START The input

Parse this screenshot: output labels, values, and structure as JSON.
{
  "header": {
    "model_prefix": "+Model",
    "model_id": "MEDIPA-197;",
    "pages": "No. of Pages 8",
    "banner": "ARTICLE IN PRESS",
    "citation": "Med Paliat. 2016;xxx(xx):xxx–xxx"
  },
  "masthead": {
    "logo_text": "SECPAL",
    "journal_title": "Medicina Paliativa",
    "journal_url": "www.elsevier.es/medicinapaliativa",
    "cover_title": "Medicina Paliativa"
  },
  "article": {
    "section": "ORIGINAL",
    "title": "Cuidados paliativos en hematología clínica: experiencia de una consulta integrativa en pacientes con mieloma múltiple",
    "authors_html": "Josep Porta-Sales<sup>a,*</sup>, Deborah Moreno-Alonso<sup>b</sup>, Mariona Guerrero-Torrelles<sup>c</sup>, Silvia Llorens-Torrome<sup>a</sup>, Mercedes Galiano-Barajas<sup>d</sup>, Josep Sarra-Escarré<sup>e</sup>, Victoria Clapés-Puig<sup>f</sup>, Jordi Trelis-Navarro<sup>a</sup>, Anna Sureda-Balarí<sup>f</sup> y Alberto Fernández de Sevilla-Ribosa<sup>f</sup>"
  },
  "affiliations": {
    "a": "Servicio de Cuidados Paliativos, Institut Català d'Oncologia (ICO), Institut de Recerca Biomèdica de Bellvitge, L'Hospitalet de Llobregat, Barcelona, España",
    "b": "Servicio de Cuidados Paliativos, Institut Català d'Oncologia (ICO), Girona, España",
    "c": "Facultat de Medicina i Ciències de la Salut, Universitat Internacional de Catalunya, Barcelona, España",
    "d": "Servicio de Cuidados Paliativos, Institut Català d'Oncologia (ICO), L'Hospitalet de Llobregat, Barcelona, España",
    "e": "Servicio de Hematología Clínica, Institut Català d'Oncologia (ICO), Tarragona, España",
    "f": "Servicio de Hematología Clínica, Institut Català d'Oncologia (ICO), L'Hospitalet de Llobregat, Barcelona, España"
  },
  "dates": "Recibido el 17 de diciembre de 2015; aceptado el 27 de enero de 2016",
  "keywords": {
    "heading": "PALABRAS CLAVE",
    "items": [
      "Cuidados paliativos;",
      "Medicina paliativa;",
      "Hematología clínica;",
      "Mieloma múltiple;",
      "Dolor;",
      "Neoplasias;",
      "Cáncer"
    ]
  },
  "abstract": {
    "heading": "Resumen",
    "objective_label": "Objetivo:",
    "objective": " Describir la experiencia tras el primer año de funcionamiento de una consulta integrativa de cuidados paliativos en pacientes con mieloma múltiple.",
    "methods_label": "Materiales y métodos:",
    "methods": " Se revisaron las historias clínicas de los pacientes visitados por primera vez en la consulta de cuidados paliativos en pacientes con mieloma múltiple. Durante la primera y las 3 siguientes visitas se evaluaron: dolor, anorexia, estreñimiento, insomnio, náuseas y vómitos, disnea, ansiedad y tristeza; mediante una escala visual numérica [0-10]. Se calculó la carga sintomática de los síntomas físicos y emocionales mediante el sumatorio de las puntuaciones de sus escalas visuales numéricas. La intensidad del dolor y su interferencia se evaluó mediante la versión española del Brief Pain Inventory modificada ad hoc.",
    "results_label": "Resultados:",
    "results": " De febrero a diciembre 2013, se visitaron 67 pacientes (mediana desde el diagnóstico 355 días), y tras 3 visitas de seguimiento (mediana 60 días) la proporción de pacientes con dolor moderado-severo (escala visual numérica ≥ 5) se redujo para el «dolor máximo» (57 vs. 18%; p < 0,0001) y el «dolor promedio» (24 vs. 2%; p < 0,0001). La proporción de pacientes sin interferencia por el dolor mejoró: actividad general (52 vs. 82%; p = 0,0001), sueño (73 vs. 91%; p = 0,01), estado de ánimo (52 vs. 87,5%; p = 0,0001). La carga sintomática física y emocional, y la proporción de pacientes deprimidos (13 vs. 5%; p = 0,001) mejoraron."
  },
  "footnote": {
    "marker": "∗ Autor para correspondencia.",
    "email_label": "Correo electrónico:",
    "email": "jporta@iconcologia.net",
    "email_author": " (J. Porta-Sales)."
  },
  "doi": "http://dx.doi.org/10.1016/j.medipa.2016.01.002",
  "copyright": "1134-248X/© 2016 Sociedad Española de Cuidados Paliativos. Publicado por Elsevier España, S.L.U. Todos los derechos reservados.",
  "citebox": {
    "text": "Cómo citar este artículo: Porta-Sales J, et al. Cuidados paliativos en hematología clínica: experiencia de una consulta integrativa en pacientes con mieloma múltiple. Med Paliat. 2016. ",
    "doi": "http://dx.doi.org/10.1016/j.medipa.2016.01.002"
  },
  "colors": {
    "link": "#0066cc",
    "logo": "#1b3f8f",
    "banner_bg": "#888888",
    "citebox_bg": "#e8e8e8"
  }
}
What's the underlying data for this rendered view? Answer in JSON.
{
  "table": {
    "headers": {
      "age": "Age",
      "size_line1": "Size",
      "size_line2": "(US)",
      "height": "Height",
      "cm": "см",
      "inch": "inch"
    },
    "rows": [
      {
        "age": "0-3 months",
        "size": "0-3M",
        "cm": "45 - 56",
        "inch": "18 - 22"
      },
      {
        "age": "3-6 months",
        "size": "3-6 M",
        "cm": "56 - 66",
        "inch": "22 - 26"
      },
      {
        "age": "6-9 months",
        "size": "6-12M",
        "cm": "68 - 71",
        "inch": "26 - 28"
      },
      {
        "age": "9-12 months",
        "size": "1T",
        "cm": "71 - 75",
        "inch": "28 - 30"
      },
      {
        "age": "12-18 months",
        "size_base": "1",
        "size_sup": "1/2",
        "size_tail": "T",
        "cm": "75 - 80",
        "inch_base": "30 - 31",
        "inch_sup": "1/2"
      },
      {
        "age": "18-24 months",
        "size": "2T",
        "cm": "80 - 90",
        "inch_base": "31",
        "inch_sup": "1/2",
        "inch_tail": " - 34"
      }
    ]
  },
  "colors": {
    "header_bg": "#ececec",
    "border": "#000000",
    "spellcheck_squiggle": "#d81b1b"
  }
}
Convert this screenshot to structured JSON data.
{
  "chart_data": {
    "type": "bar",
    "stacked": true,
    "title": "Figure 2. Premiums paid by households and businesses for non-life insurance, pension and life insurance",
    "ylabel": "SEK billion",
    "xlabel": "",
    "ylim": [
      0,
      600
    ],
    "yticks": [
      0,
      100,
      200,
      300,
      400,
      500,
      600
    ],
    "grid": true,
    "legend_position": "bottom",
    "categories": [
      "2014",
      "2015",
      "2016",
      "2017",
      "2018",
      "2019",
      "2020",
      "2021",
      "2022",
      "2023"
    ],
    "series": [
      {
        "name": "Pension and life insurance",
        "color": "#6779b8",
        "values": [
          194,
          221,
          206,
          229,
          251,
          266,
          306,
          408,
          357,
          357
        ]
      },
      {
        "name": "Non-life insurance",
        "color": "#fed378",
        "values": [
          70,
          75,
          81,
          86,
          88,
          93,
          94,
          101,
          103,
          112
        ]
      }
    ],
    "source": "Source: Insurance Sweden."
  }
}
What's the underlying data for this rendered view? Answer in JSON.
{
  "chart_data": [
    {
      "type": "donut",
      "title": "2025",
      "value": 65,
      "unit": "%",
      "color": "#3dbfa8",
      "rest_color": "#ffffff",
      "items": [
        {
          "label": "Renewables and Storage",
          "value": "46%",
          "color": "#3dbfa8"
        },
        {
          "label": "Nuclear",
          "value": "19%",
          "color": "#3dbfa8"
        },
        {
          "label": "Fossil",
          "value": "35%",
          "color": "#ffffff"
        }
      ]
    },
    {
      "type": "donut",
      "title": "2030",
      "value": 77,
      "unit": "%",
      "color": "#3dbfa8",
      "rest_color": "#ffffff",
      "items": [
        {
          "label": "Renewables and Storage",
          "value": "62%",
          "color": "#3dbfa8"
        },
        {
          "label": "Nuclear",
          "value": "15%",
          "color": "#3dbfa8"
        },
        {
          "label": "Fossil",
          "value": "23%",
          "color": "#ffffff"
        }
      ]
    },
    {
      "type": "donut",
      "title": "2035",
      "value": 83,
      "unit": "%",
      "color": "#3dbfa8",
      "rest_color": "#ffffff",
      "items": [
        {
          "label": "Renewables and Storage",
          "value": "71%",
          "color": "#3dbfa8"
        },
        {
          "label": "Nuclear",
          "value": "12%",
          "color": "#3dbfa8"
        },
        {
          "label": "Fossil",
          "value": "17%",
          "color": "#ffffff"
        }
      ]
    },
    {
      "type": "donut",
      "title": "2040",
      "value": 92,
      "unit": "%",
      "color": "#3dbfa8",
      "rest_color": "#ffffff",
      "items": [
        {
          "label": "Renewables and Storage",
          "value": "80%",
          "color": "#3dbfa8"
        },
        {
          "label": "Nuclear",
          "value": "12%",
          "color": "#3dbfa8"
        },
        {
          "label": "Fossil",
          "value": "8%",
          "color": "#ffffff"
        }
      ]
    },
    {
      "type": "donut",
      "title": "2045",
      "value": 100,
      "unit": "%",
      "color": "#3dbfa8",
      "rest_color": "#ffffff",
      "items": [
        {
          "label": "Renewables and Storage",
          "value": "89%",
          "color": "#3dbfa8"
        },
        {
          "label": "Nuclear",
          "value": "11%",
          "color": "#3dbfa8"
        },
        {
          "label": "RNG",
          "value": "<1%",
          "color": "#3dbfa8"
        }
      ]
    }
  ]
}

END The input

* Problem *
In the entries above, count each line that holds "heading". Give the total and nothing else.

* Answer for this exercise *
2